Exercise description:
Without the pictures, copy the entries below word for word.

Extracted data:
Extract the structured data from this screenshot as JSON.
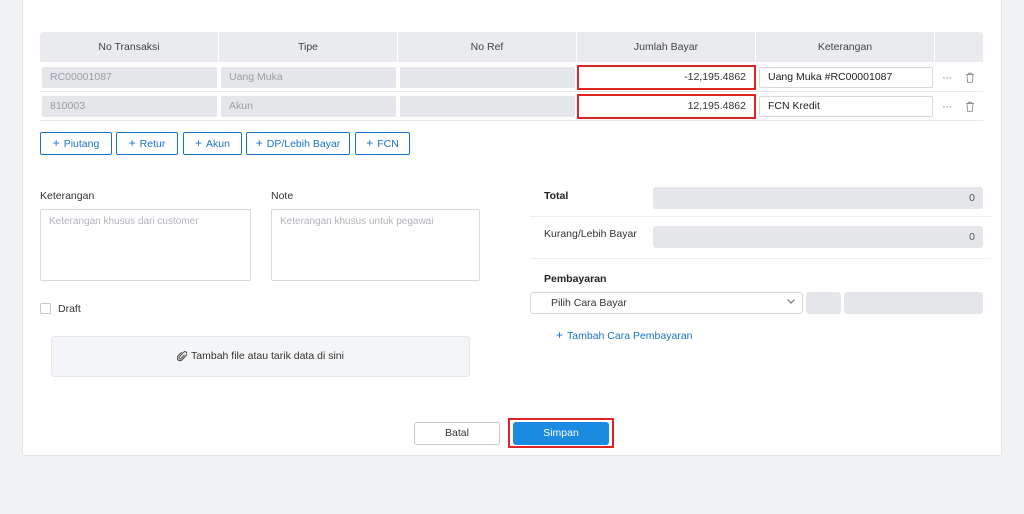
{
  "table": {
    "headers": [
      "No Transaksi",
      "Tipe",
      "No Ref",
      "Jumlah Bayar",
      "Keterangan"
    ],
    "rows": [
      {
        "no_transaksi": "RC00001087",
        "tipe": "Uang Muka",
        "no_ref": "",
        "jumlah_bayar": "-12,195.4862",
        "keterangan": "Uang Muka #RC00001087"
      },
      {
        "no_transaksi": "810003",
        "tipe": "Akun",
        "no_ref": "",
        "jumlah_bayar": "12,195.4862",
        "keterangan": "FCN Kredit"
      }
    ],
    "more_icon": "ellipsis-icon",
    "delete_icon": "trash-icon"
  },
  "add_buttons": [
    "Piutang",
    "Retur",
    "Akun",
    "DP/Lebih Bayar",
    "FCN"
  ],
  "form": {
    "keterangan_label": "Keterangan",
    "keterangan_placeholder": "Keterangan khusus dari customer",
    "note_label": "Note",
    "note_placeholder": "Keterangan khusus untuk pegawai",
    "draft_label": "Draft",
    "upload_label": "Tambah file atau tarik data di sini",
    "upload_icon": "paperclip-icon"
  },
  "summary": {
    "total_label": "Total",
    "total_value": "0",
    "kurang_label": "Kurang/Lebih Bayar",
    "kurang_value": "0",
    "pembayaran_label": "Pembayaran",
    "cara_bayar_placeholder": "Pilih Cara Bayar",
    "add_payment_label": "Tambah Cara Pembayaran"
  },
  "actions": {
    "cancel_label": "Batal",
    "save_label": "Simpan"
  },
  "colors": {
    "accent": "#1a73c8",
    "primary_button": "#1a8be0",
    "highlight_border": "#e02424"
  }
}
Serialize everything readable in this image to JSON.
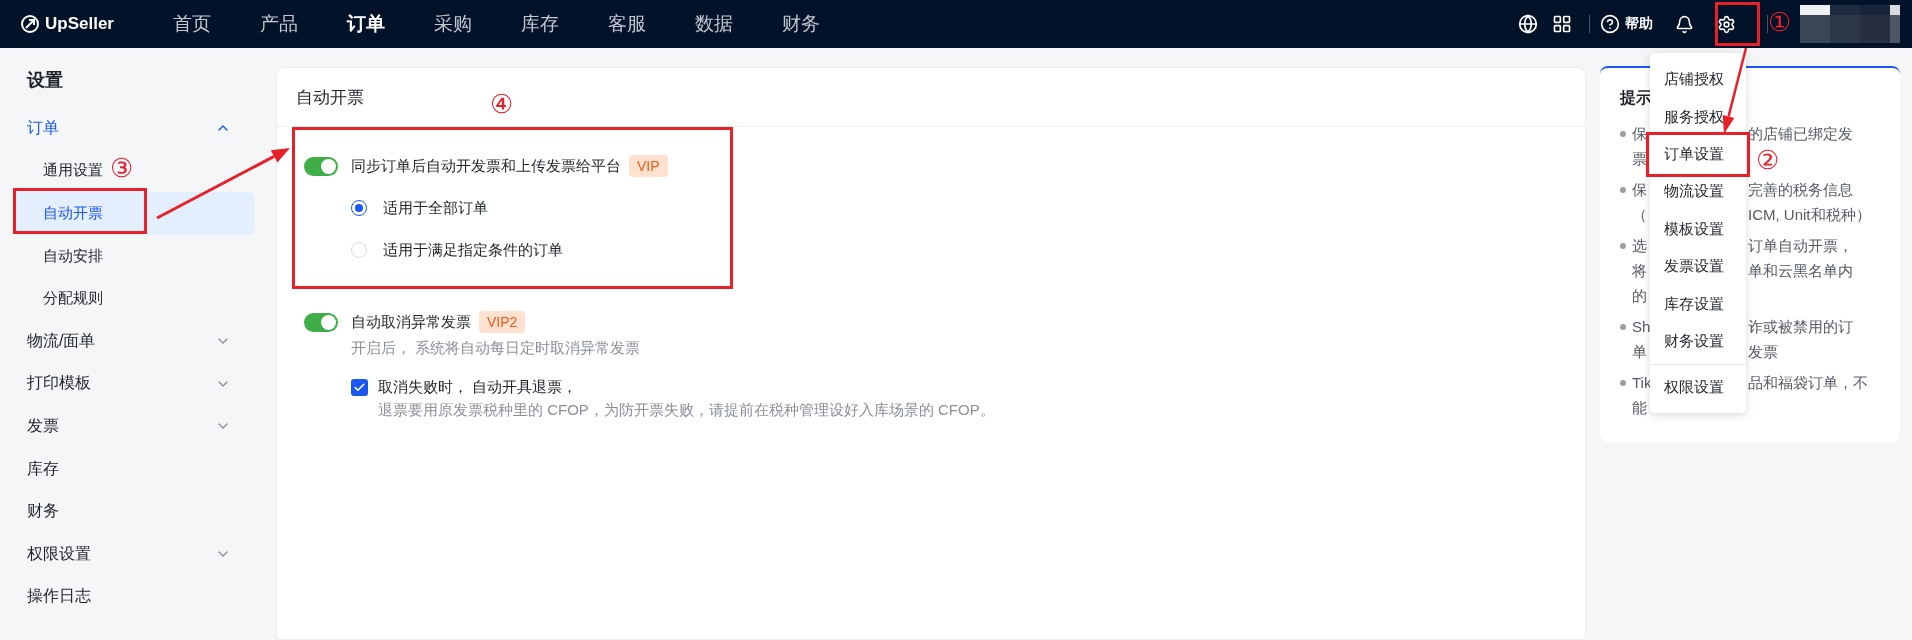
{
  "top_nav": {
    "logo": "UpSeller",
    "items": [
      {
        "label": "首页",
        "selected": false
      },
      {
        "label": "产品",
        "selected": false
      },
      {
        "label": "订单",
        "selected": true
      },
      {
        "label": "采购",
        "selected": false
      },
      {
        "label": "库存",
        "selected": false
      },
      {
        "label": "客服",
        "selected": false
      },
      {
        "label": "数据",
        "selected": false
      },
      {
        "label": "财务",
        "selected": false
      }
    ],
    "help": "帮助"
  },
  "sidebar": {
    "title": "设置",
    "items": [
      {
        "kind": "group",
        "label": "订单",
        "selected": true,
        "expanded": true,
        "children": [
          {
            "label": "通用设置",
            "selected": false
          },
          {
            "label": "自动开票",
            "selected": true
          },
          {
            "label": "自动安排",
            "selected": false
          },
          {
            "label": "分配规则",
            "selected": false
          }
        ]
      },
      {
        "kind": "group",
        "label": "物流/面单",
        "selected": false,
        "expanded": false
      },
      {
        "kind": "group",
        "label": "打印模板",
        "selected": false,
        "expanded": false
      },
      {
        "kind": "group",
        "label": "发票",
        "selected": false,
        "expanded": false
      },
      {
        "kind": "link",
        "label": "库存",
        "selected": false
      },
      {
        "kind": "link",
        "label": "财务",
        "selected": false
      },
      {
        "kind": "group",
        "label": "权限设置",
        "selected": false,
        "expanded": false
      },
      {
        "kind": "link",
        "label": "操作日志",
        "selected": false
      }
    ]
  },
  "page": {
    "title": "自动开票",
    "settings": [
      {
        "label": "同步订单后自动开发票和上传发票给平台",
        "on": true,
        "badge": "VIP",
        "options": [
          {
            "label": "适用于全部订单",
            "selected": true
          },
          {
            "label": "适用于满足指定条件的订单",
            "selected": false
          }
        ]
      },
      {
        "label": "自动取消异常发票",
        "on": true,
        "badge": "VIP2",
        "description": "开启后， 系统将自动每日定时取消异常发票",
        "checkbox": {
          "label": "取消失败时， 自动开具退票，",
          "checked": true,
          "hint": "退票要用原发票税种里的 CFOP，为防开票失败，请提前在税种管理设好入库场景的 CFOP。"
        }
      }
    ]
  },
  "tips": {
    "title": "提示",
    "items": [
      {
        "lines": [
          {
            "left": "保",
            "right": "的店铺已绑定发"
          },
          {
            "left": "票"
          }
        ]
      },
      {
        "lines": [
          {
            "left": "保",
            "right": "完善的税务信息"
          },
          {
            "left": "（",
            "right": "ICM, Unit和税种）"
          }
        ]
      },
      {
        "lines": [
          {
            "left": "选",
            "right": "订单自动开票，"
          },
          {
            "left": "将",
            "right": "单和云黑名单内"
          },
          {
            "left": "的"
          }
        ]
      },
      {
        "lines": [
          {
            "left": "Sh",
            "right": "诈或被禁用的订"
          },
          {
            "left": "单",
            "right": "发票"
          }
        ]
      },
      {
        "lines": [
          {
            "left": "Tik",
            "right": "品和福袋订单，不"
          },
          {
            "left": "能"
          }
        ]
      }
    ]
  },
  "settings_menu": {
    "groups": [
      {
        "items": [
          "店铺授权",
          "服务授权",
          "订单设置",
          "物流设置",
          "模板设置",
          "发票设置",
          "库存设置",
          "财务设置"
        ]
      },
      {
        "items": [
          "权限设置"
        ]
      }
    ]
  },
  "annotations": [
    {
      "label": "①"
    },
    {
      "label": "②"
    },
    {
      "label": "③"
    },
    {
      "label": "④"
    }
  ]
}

Result:
Extract the structured data from this screenshot as JSON.
{
  "table": {
    "headers": [
      "No Transaksi",
      "Tipe",
      "No Ref",
      "Jumlah Bayar",
      "Keterangan"
    ],
    "rows": [
      {
        "no_transaksi": "RC00001087",
        "tipe": "Uang Muka",
        "no_ref": "",
        "jumlah_bayar": "-12,195.4862",
        "keterangan": "Uang Muka #RC00001087"
      },
      {
        "no_transaksi": "810003",
        "tipe": "Akun",
        "no_ref": "",
        "jumlah_bayar": "12,195.4862",
        "keterangan": "FCN Kredit"
      }
    ],
    "more_icon": "ellipsis-icon",
    "delete_icon": "trash-icon"
  },
  "add_buttons": [
    "Piutang",
    "Retur",
    "Akun",
    "DP/Lebih Bayar",
    "FCN"
  ],
  "form": {
    "keterangan_label": "Keterangan",
    "keterangan_placeholder": "Keterangan khusus dari customer",
    "note_label": "Note",
    "note_placeholder": "Keterangan khusus untuk pegawai",
    "draft_label": "Draft",
    "upload_label": "Tambah file atau tarik data di sini",
    "upload_icon": "paperclip-icon"
  },
  "summary": {
    "total_label": "Total",
    "total_value": "0",
    "kurang_label": "Kurang/Lebih Bayar",
    "kurang_value": "0",
    "pembayaran_label": "Pembayaran",
    "cara_bayar_placeholder": "Pilih Cara Bayar",
    "add_payment_label": "Tambah Cara Pembayaran"
  },
  "actions": {
    "cancel_label": "Batal",
    "save_label": "Simpan"
  },
  "colors": {
    "accent": "#1a73c8",
    "primary_button": "#1a8be0",
    "highlight_border": "#e02424"
  }
}
Serialize everything readable in this image to JSON.
{
  "top_nav": {
    "logo": "UpSeller",
    "items": [
      {
        "label": "首页",
        "selected": false
      },
      {
        "label": "产品",
        "selected": false
      },
      {
        "label": "订单",
        "selected": true
      },
      {
        "label": "采购",
        "selected": false
      },
      {
        "label": "库存",
        "selected": false
      },
      {
        "label": "客服",
        "selected": false
      },
      {
        "label": "数据",
        "selected": false
      },
      {
        "label": "财务",
        "selected": false
      }
    ],
    "help": "帮助"
  },
  "sidebar": {
    "title": "设置",
    "items": [
      {
        "kind": "group",
        "label": "订单",
        "selected": true,
        "expanded": true,
        "children": [
          {
            "label": "通用设置",
            "selected": false
          },
          {
            "label": "自动开票",
            "selected": true
          },
          {
            "label": "自动安排",
            "selected": false
          },
          {
            "label": "分配规则",
            "selected": false
          }
        ]
      },
      {
        "kind": "group",
        "label": "物流/面单",
        "selected": false,
        "expanded": false
      },
      {
        "kind": "group",
        "label": "打印模板",
        "selected": false,
        "expanded": false
      },
      {
        "kind": "group",
        "label": "发票",
        "selected": false,
        "expanded": false
      },
      {
        "kind": "link",
        "label": "库存",
        "selected": false
      },
      {
        "kind": "link",
        "label": "财务",
        "selected": false
      },
      {
        "kind": "group",
        "label": "权限设置",
        "selected": false,
        "expanded": false
      },
      {
        "kind": "link",
        "label": "操作日志",
        "selected": false
      }
    ]
  },
  "page": {
    "title": "自动开票",
    "settings": [
      {
        "label": "同步订单后自动开发票和上传发票给平台",
        "on": true,
        "badge": "VIP",
        "options": [
          {
            "label": "适用于全部订单",
            "selected": true
          },
          {
            "label": "适用于满足指定条件的订单",
            "selected": false
          }
        ]
      },
      {
        "label": "自动取消异常发票",
        "on": true,
        "badge": "VIP2",
        "description": "开启后， 系统将自动每日定时取消异常发票",
        "checkbox": {
          "label": "取消失败时， 自动开具退票，",
          "checked": true,
          "hint": "退票要用原发票税种里的 CFOP，为防开票失败，请提前在税种管理设好入库场景的 CFOP。"
        }
      }
    ]
  },
  "tips": {
    "title": "提示",
    "items": [
      {
        "lines": [
          {
            "left": "保",
            "right": "的店铺已绑定发"
          },
          {
            "left": "票"
          }
        ]
      },
      {
        "lines": [
          {
            "left": "保",
            "right": "完善的税务信息"
          },
          {
            "left": "（",
            "right": "ICM, Unit和税种）"
          }
        ]
      },
      {
        "lines": [
          {
            "left": "选",
            "right": "订单自动开票，"
          },
          {
            "left": "将",
            "right": "单和云黑名单内"
          },
          {
            "left": "的"
          }
        ]
      },
      {
        "lines": [
          {
            "left": "Sh",
            "right": "诈或被禁用的订"
          },
          {
            "left": "单",
            "right": "发票"
          }
        ]
      },
      {
        "lines": [
          {
            "left": "Tik",
            "right": "品和福袋订单，不"
          },
          {
            "left": "能"
          }
        ]
      }
    ]
  },
  "settings_menu": {
    "groups": [
      {
        "items": [
          "店铺授权",
          "服务授权",
          "订单设置",
          "物流设置",
          "模板设置",
          "发票设置",
          "库存设置",
          "财务设置"
        ]
      },
      {
        "items": [
          "权限设置"
        ]
      }
    ]
  },
  "annotations": [
    {
      "label": "①"
    },
    {
      "label": "②"
    },
    {
      "label": "③"
    },
    {
      "label": "④"
    }
  ]
}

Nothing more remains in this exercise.